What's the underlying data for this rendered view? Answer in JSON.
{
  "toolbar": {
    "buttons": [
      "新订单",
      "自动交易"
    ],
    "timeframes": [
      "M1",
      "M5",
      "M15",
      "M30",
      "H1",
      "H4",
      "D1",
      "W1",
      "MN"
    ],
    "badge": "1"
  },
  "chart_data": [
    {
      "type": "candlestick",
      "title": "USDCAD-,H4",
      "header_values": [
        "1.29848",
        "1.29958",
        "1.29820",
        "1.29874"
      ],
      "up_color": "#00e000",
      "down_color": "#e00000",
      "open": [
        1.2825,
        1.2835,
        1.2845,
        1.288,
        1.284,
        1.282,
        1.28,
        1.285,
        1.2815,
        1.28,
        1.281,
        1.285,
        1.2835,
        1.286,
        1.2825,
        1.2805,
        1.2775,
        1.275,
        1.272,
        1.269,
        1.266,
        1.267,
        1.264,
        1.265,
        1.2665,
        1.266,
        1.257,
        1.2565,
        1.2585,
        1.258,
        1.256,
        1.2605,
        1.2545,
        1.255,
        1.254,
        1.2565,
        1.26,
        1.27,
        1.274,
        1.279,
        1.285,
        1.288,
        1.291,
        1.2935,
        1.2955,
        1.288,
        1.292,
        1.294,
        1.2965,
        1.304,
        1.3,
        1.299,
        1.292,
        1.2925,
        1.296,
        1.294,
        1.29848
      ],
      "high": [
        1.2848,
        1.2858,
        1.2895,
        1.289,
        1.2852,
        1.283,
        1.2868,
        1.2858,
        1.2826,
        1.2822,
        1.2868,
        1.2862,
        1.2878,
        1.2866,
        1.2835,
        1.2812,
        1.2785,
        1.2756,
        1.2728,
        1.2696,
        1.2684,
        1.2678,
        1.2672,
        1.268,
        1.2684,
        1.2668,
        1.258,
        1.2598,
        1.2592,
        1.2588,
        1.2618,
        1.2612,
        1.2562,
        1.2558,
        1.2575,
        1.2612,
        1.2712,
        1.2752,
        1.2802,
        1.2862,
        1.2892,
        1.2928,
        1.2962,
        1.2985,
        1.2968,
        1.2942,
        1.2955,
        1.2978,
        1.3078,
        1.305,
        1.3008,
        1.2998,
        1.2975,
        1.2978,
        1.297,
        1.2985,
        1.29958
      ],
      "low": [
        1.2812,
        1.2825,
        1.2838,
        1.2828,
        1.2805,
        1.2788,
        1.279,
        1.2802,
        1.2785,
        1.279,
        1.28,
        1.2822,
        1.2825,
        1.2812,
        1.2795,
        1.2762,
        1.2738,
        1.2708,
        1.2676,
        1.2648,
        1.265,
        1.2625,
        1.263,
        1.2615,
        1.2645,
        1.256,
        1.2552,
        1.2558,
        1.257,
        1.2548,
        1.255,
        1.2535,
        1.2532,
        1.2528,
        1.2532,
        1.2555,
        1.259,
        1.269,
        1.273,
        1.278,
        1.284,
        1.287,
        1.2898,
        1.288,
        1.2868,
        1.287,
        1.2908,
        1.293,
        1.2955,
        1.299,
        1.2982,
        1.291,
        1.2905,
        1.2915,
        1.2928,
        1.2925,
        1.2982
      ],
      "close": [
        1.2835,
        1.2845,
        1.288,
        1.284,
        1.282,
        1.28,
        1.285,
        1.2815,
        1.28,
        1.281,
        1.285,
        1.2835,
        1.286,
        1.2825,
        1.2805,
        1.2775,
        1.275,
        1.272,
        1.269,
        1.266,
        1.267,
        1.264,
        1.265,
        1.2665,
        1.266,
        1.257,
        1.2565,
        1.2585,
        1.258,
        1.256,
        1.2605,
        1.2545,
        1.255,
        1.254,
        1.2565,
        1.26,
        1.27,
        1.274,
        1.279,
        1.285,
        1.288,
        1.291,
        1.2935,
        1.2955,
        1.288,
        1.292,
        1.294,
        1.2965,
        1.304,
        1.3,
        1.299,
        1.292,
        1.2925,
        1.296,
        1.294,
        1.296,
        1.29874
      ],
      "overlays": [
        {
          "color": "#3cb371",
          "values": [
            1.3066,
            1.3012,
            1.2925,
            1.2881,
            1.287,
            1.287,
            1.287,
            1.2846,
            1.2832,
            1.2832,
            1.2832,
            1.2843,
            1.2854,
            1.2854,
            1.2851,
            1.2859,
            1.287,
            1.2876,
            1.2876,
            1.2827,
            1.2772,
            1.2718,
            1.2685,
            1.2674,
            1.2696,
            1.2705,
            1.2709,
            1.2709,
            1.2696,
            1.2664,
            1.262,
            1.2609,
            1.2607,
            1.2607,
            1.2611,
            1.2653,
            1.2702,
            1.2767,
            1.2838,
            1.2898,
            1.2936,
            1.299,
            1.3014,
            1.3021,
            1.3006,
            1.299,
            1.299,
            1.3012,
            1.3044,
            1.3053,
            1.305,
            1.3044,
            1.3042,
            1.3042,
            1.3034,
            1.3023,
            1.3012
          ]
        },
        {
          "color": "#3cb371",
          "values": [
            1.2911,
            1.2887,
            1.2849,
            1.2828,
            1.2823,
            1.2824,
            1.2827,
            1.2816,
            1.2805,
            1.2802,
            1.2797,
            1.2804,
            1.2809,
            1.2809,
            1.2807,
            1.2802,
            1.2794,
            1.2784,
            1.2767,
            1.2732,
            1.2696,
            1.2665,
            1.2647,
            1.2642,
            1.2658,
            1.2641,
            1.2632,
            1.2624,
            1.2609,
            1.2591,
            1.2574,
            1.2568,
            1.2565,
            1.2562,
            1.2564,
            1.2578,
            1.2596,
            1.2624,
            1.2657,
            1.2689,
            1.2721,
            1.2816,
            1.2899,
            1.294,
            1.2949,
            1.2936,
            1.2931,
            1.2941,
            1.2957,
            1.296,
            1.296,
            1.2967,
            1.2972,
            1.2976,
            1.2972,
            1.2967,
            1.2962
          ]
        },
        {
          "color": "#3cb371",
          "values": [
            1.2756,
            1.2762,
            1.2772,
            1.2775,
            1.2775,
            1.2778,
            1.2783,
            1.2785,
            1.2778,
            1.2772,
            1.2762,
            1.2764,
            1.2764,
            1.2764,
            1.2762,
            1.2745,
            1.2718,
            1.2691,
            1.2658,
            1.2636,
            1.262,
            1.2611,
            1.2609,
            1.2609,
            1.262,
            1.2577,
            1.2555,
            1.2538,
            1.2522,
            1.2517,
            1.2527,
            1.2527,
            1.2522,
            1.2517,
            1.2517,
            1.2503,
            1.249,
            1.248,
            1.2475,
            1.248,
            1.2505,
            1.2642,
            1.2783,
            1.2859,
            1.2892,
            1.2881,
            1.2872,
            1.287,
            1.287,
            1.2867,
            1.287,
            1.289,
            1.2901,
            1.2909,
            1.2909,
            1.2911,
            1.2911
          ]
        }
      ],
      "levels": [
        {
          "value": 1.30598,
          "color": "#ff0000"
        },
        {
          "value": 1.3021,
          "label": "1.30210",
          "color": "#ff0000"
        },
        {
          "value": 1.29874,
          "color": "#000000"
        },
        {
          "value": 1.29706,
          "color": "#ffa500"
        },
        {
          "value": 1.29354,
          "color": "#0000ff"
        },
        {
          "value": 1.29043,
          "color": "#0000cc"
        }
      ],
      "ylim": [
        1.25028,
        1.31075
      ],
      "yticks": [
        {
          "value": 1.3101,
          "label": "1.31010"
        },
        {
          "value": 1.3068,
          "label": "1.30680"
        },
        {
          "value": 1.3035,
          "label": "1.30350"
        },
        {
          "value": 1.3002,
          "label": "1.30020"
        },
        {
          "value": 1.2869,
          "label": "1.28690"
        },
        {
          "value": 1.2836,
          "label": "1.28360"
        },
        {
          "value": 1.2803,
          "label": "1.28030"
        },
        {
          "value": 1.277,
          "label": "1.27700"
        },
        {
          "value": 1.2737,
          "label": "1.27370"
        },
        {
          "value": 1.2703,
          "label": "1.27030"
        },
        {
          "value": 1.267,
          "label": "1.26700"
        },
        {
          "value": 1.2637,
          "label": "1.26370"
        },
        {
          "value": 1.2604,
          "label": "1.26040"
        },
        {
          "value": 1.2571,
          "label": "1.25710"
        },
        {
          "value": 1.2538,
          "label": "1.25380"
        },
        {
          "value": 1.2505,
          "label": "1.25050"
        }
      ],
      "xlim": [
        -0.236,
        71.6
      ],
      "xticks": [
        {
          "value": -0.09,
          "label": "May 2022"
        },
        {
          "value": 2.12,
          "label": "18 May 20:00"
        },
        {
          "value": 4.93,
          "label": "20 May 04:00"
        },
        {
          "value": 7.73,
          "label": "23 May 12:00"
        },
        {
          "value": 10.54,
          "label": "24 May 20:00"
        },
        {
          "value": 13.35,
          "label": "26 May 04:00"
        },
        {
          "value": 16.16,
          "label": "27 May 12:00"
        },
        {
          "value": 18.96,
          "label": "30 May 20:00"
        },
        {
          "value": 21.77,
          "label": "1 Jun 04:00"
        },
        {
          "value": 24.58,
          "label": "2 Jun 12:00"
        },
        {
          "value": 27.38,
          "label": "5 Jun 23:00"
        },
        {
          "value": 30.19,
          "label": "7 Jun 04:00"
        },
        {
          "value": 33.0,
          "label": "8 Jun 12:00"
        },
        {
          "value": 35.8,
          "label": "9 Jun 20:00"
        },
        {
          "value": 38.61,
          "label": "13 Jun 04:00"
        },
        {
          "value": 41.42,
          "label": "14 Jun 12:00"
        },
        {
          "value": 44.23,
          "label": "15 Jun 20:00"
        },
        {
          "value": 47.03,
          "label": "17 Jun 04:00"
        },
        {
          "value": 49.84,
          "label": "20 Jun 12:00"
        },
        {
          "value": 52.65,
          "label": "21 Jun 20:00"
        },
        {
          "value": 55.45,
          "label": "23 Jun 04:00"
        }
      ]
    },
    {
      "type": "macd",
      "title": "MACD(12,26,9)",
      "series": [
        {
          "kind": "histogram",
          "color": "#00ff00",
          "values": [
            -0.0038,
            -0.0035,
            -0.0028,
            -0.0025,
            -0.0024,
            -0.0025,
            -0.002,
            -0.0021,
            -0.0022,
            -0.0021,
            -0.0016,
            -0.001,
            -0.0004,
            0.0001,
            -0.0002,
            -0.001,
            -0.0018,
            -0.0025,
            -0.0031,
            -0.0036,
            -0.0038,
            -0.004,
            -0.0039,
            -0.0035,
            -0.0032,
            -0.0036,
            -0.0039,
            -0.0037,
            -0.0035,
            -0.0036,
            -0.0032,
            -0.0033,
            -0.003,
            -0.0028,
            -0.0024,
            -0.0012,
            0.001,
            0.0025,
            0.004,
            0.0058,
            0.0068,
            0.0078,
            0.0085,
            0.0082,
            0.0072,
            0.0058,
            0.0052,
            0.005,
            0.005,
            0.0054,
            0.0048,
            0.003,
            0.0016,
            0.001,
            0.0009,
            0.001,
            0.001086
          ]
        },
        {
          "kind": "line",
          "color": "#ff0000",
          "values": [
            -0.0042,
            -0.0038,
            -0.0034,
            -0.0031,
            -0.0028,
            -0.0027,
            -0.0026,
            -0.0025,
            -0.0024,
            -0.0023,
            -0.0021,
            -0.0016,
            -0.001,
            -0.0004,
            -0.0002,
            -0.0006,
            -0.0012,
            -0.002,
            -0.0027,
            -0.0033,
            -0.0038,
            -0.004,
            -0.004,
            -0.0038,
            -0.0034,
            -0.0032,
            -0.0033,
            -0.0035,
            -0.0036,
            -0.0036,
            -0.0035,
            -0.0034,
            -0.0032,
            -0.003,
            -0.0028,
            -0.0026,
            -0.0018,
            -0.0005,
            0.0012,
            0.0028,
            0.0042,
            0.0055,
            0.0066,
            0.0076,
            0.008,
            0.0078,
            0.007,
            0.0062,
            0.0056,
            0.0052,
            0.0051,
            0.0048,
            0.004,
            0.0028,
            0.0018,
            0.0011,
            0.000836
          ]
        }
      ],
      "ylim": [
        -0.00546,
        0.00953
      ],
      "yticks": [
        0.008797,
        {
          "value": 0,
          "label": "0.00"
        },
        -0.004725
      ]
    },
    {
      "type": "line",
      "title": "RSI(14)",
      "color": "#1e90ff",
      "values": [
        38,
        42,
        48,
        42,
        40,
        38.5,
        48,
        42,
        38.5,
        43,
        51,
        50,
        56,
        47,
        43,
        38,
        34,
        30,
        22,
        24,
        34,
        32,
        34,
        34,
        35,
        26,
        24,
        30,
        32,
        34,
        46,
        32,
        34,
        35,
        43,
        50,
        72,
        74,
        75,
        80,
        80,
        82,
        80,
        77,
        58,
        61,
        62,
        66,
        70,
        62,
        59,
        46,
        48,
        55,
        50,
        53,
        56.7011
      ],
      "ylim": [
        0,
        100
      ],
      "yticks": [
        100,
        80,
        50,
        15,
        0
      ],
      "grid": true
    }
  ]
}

++++++++++++++++++++

* [WHAT IS BEING ASKED] Search the entries for the word "title" and pick out every line that holds it.

* [WORKED ANSWER]
      "title": "USDCAD-,H4",
      "title": "MACD(12,26,9)",
      "title": "RSI(14)",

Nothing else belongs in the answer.